:: TASK DETAILS ::
Gather up all lines that carry the word "nurse".

----

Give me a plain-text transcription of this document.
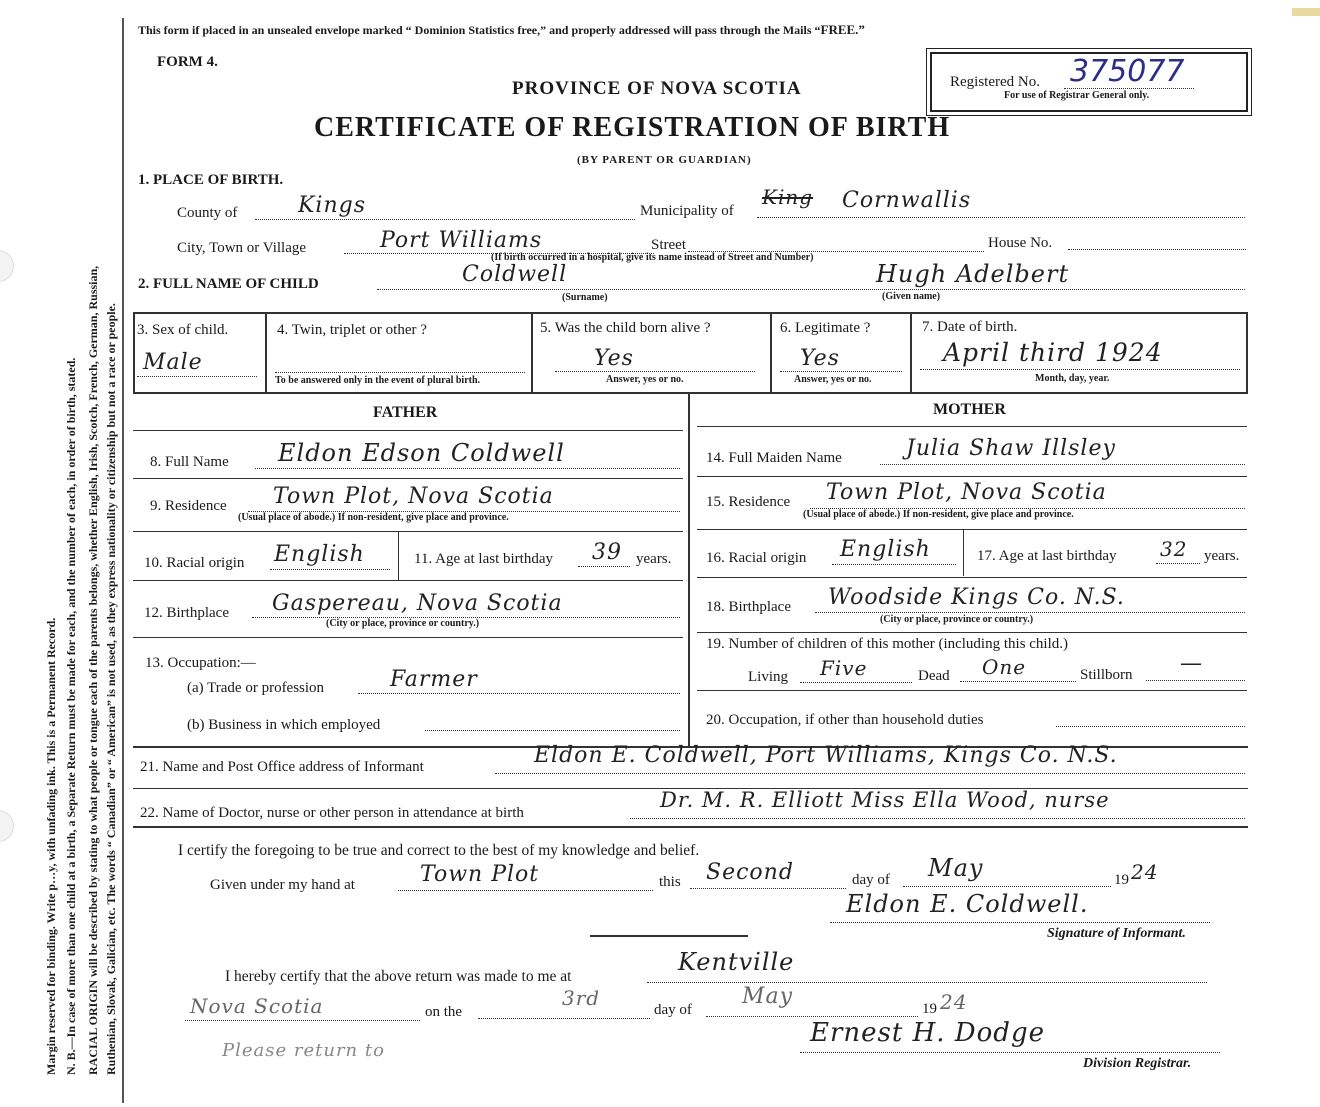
Margin reserved for binding. Write p…y, with unfading ink. This is a Permanent Record. N. B.—In case of more than one child at a birth, a Separate Return must be made for each, and the number of each, in order of birth, stated. RACIAL ORIGIN will be described by stating to what people or tongue each of the parents belongs, whether English, Irish, Scotch, French, German, Russian, Ruthenian, Slovak, Galician, etc. The words “ Canadian” or “ American” is not used, as they express nationality or citizenship but not a race or people.
This form if placed in an unsealed envelope marked “ Dominion Statistics free,” and properly addressed will pass through the Mails “FREE.”
FORM 4.
PROVINCE OF NOVA SCOTIA
CERTIFICATE OF REGISTRATION OF BIRTH
(BY PARENT OR GUARDIAN)
Registered No. 375077
For use of Registrar General only.
1. PLACE OF BIRTH.
County of	Kings	Municipality of
King Cornwallis
City, Town or Village	Port Williams	Street	House No.
(If birth occurred in a hospital, give its name instead of Street and Number)
2. FULL NAME OF CHILD	Coldwell	Hugh Adelbert
(Surname)	(Given name)
3. Sex of child.
Male
4. Twin, triplet or other ?
To be answered only in the event of plural birth.
5. Was the child born alive ?
Yes
Answer, yes or no.
6. Legitimate ?
Yes
Answer, yes or no.
7. Date of birth.
April third 1924
Month, day, year.
FATHER	MOTHER
8. Full Name Eldon Edson Coldwell
9. Residence Town Plot, Nova Scotia
(Usual place of abode.) If non-resident, give place and province.
10. Racial origin English	11. Age at last birthday 39 years.
12. Birthplace Gaspereau, Nova Scotia
(City or place, province or country.)
13. Occupation:—
(a) Trade or profession	Farmer
(b) Business in which employed
14. Full Maiden Name	Julia Shaw Illsley
15. Residence Town Plot, Nova Scotia
(Usual place of abode.) If non-resident, give place and province.
16. Racial origin English	17. Age at last birthday 32 years.
18. Birthplace Woodside Kings Co. N.S.
(City or place, province or country.)
19. Number of children of this mother (including this child.)
Living Five	Dead One	Stillborn —
20. Occupation, if other than household duties
21. Name and Post Office address of Informant	Eldon E. Coldwell, Port Williams, Kings Co. N.S.
22. Name of Doctor, nurse or other person in attendance at birth
Dr. M. R. Elliott Miss Ella Wood, nurse
I certify the foregoing to be true and correct to the best of my knowledge and belief.
Given under my hand at	Town Plot	this Second	day of May	19 24
Eldon E. Coldwell.
Signature of Informant.
I hereby certify that the above return was made to me at
Kentville
Nova Scotia	on the
3rd	day of
May	19 24
Ernest H. Dodge
Division Registrar.
Please return to
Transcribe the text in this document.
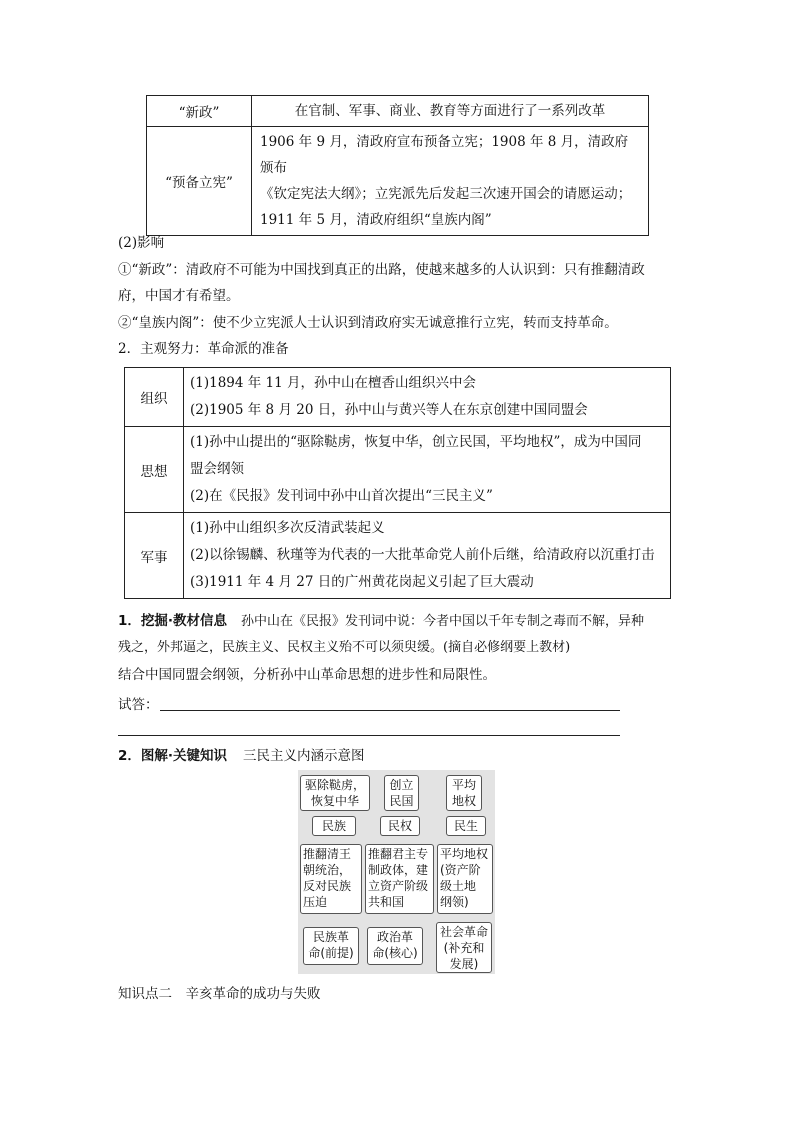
“新政”	在官制、军事、商业、教育等方面进行了一系列改革
“预备立宪”	1906 年 9 月，清政府宣布预备立宪；1908 年 8 月，清政府颁布
《钦定宪法大纲》；立宪派先后发起三次速开国会的请愿运动；
1911 年 5 月，清政府组织“皇族内阁”
(2)影响
①“新政”：清政府不可能为中国找到真正的出路，使越来越多的人认识到：只有推翻清政
府，中国才有希望。
②“皇族内阁”：使不少立宪派人士认识到清政府实无诚意推行立宪，转而支持革命。
2．主观努力：革命派的准备
组织	(1)1894 年 11 月，孙中山在檀香山组织兴中会
(2)1905 年 8 月 20 日，孙中山与黄兴等人在东京创建中国同盟会

思想	(1)孙中山提出的“驱除鞑虏，恢复中华，创立民国，平均地权”，成为中国同
盟会纲领
(2)在《民报》发刊词中孙中山首次提出“三民主义”

军事	(1)孙中山组织多次反清武装起义
(2)以徐锡麟、秋瑾等为代表的一大批革命党人前仆后继，给清政府以沉重打击
(3)1911 年 4 月 27 日的广州黄花岗起义引起了巨大震动
1．挖掘·教材信息 孙中山在《民报》发刊词中说：今者中国以千年专制之毒而不解，异种
残之，外邦逼之，民族主义、民权主义殆不可以须臾缓。(摘自必修纲要上教材)
结合中国同盟会纲领，分析孙中山革命思想的进步性和局限性。
试答：
2．图解·关键知识 三民主义内涵示意图
驱除鞑虏，
恢复中华
创立
民国
平均
地权
民族	民权	民生
推翻清王
朝统治，
反对民族
压迫
推翻君主专
制政体，建
立资产阶级
共和国
平均地权
(资产阶
级土地
纲领)
民族革
命(前提)
政治革
命(核心)
社会革命
(补充和
发展)
知识点二　辛亥革命的成功与失败
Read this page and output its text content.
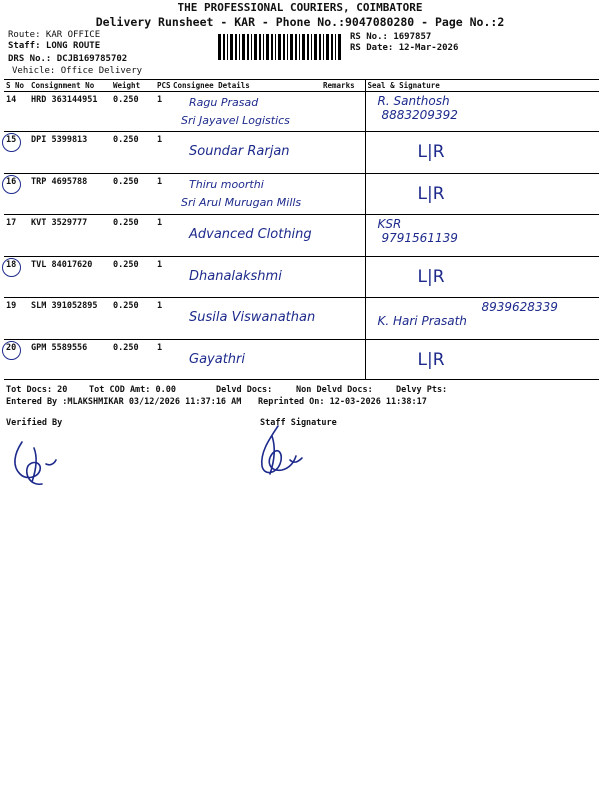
THE PROFESSIONAL COURIERS, COIMBATORE
Delivery Runsheet - KAR - Phone No.:9047080280 - Page No.:2
Route: KAR OFFICE
Staff: LONG ROUTE
DRS No.: DCJB169785702
Vehicle: Office Delivery
RS No.: 1697857
RS Date: 12-Mar-2026
S No	Consignment No	Weight	PCS	Consignee Details	Remarks	Seal & Signature
14	HRD 363144951	0.250	1	Ragu Prasad
Sri Jayavel Logistics		R. Santhosh
8883209392

15	DPI 5399813	0.250	1	Soundar Rarjan		L|R

16	TRP 4695788	0.250	1	Thiru moorthi
Sri Arul Murugan Mills		L|R

17	KVT 3529777	0.250	1	Advanced Clothing		KSR
9791561139

18	TVL 84017620	0.250	1	Dhanalakshmi		L|R

19	SLM 391052895	0.250	1	Susila Viswanathan		K. Hari Prasath
8939628339

20	GPM 5589556	0.250	1	Gayathri		L|R
Tot Docs: 20	Tot COD Amt: 0.00	Delvd Docs:	Non Delvd Docs:	Delvy Pts:
Entered By :MLAKSHMIKAR 03/12/2026 11:37:16 AM Reprinted On: 12-03-2026 11:38:17
Verified By	Staff Signature
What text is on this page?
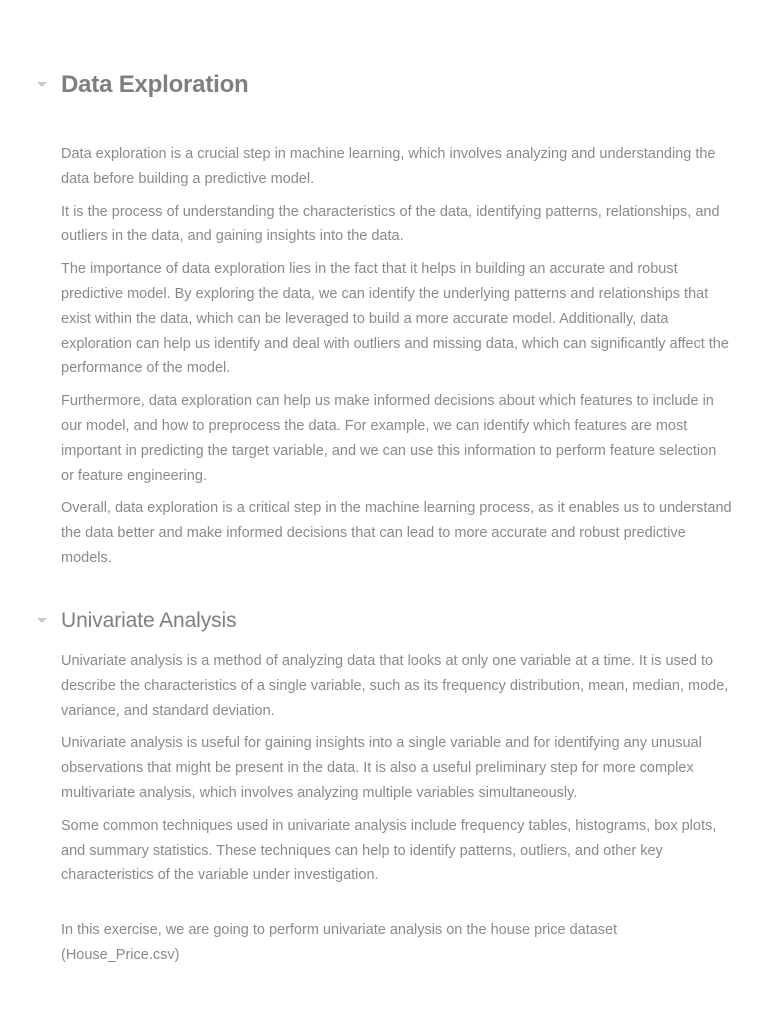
Data Exploration

Data exploration is a crucial step in machine learning, which involves analyzing and understanding the data before building a predictive model.

It is the process of understanding the characteristics of the data, identifying patterns, relationships, and outliers in the data, and gaining insights into the data.

The importance of data exploration lies in the fact that it helps in building an accurate and robust predictive model. By exploring the data, we can identify the underlying patterns and relationships that exist within the data, which can be leveraged to build a more accurate model. Additionally, data exploration can help us identify and deal with outliers and missing data, which can significantly affect the performance of the model.

Furthermore, data exploration can help us make informed decisions about which features to include in our model, and how to preprocess the data. For example, we can identify which features are most important in predicting the target variable, and we can use this information to perform feature selection or feature engineering.

Overall, data exploration is a critical step in the machine learning process, as it enables us to understand the data better and make informed decisions that can lead to more accurate and robust predictive models.

Univariate Analysis

Univariate analysis is a method of analyzing data that looks at only one variable at a time. It is used to describe the characteristics of a single variable, such as its frequency distribution, mean, median, mode, variance, and standard deviation.

Univariate analysis is useful for gaining insights into a single variable and for identifying any unusual observations that might be present in the data. It is also a useful preliminary step for more complex multivariate analysis, which involves analyzing multiple variables simultaneously.

Some common techniques used in univariate analysis include frequency tables, histograms, box plots, and summary statistics. These techniques can help to identify patterns, outliers, and other key characteristics of the variable under investigation.

In this exercise, we are going to perform univariate analysis on the house price dataset (House_Price.csv)
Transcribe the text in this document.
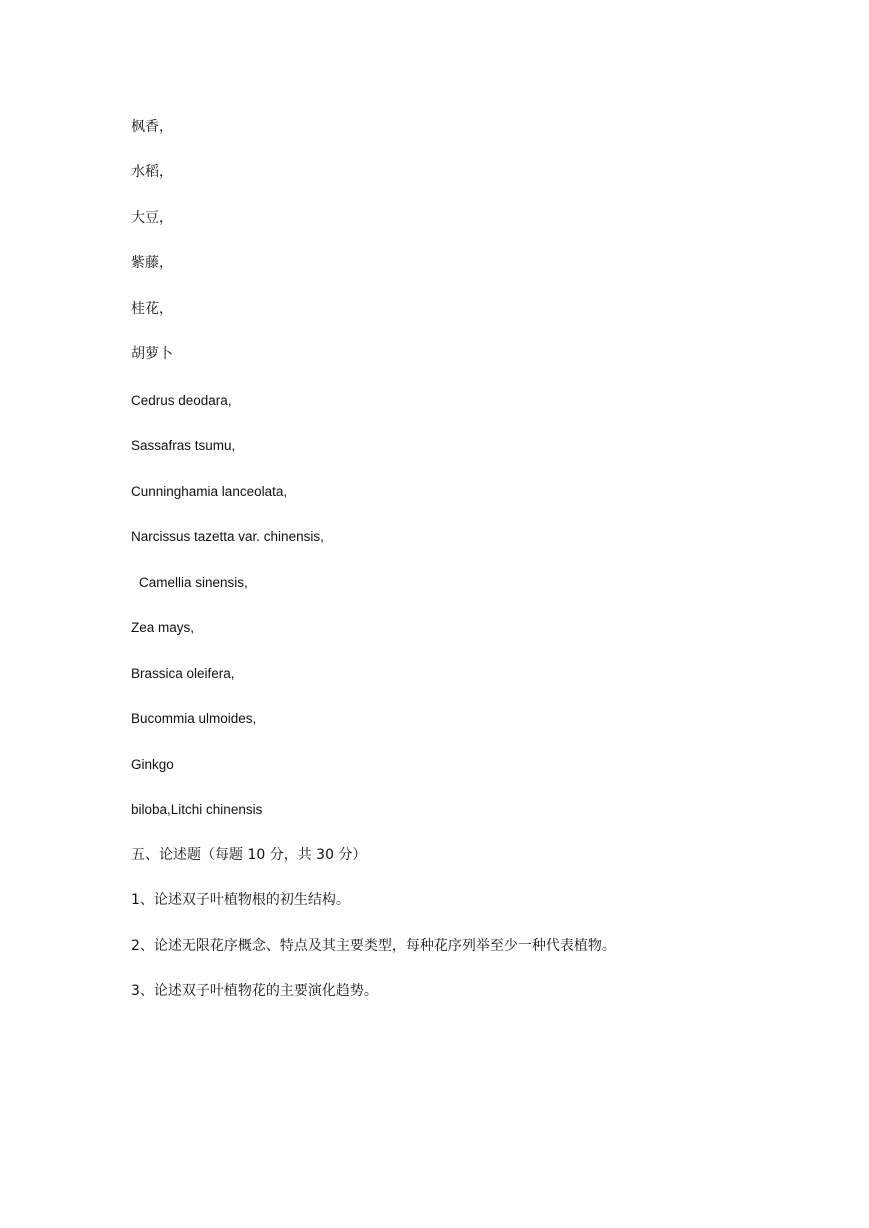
枫香，
水稻，
大豆，
紫藤，
桂花，
胡萝卜
Cedrus deodara,
Sassafras tsumu,
Cunninghamia lanceolata,
Narcissus tazetta var. chinensis,
Camellia sinensis,
Zea mays,
Brassica oleifera,
Bucommia ulmoides,
Ginkgo
biloba,Litchi chinensis
五、论述题（每题 10 分，共 30 分）
1、论述双子叶植物根的初生结构。
2、论述无限花序概念、特点及其主要类型，每种花序列举至少一种代表植物。
3、论述双子叶植物花的主要演化趋势。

----

:: WRITTEN RESPONSE ::
22. Name of Doctor, nurse or other person in attendance at birth
Dr. M. R. Elliott Miss Ella Wood, nurse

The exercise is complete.